* start *

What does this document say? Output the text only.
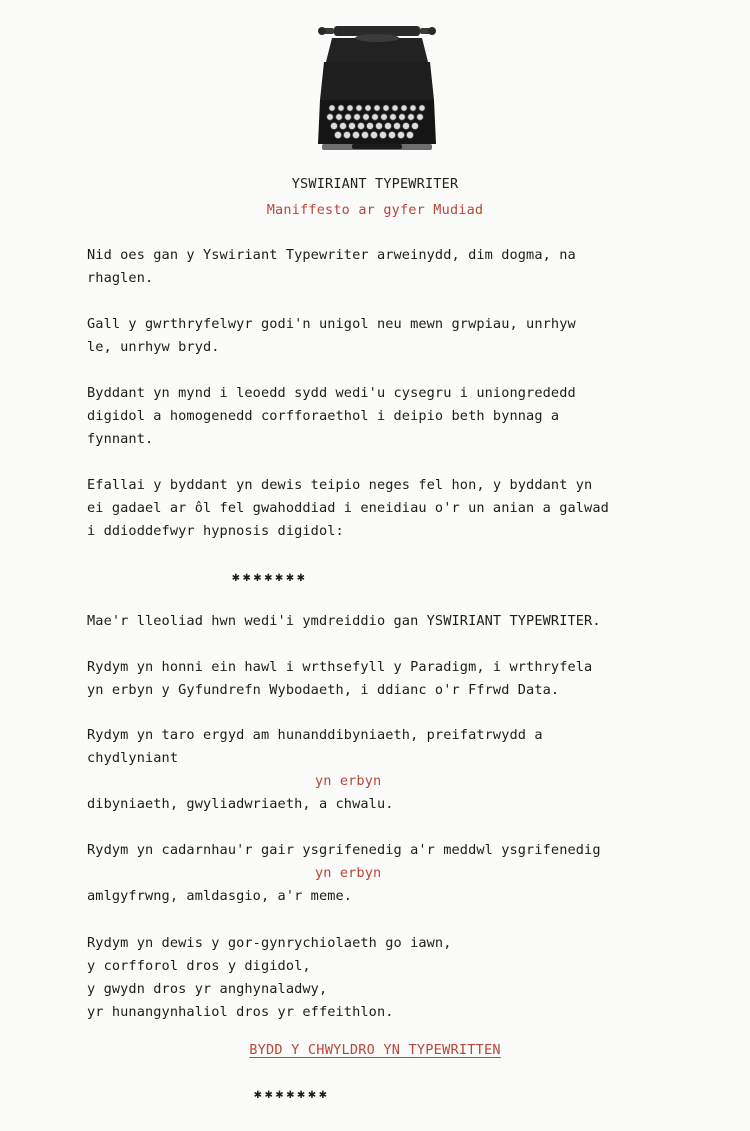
YSWIRIANT TYPEWRITER
Maniffesto ar gyfer Mudiad
Nid oes gan y Yswiriant Typewriter arweinydd, dim dogma, na
rhaglen.
Gall y gwrthryfelwyr godi'n unigol neu mewn grwpiau, unrhyw
le, unrhyw bryd.
Byddant yn mynd i leoedd sydd wedi'u cysegru i uniongrededd
digidol a homogenedd corfforaethol i deipio beth bynnag a
fynnant.
Efallai y byddant yn dewis teipio neges fel hon, y byddant yn
ei gadael ar ôl fel gwahoddiad i eneidiau o'r un anian a galwad
i ddioddefwyr hypnosis digidol:
✱✱✱✱✱✱✱
Mae'r lleoliad hwn wedi'i ymdreiddio gan YSWIRIANT TYPEWRITER.
Rydym yn honni ein hawl i wrthsefyll y Paradigm, i wrthryfela
yn erbyn y Gyfundrefn Wybodaeth, i ddianc o'r Ffrwd Data.
Rydym yn taro ergyd am hunanddibyniaeth, preifatrwydd a
chydlyniant
yn erbyn
dibyniaeth, gwyliadwriaeth, a chwalu.
Rydym yn cadarnhau'r gair ysgrifenedig a'r meddwl ysgrifenedig
yn erbyn
amlgyfrwng, amldasgio, a'r meme.
Rydym yn dewis y gor-gynrychiolaeth go iawn,
y corfforol dros y digidol,
y gwydn dros yr anghynaladwy,
yr hunangynhaliol dros yr effeithlon.
BYDD Y CHWYLDRO YN TYPEWRITTEN
✱✱✱✱✱✱✱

* end *

Aim:
Transcribe the material as is, with images omitted.

Complete answer:
What does this document say? Output the text only.
YSWIRIANT TYPEWRITER
Maniffesto ar gyfer Mudiad
Nid oes gan y Yswiriant Typewriter arweinydd, dim dogma, na
rhaglen.
Gall y gwrthryfelwyr godi'n unigol neu mewn grwpiau, unrhyw
le, unrhyw bryd.
Byddant yn mynd i leoedd sydd wedi'u cysegru i uniongrededd
digidol a homogenedd corfforaethol i deipio beth bynnag a
fynnant.
Efallai y byddant yn dewis teipio neges fel hon, y byddant yn
ei gadael ar ôl fel gwahoddiad i eneidiau o'r un anian a galwad
i ddioddefwyr hypnosis digidol:
✱✱✱✱✱✱✱
Mae'r lleoliad hwn wedi'i ymdreiddio gan YSWIRIANT TYPEWRITER.
Rydym yn honni ein hawl i wrthsefyll y Paradigm, i wrthryfela
yn erbyn y Gyfundrefn Wybodaeth, i ddianc o'r Ffrwd Data.
Rydym yn taro ergyd am hunanddibyniaeth, preifatrwydd a
chydlyniant
yn erbyn
dibyniaeth, gwyliadwriaeth, a chwalu.
Rydym yn cadarnhau'r gair ysgrifenedig a'r meddwl ysgrifenedig
yn erbyn
amlgyfrwng, amldasgio, a'r meme.
Rydym yn dewis y gor-gynrychiolaeth go iawn,
y corfforol dros y digidol,
y gwydn dros yr anghynaladwy,
yr hunangynhaliol dros yr effeithlon.
BYDD Y CHWYLDRO YN TYPEWRITTEN
✱✱✱✱✱✱✱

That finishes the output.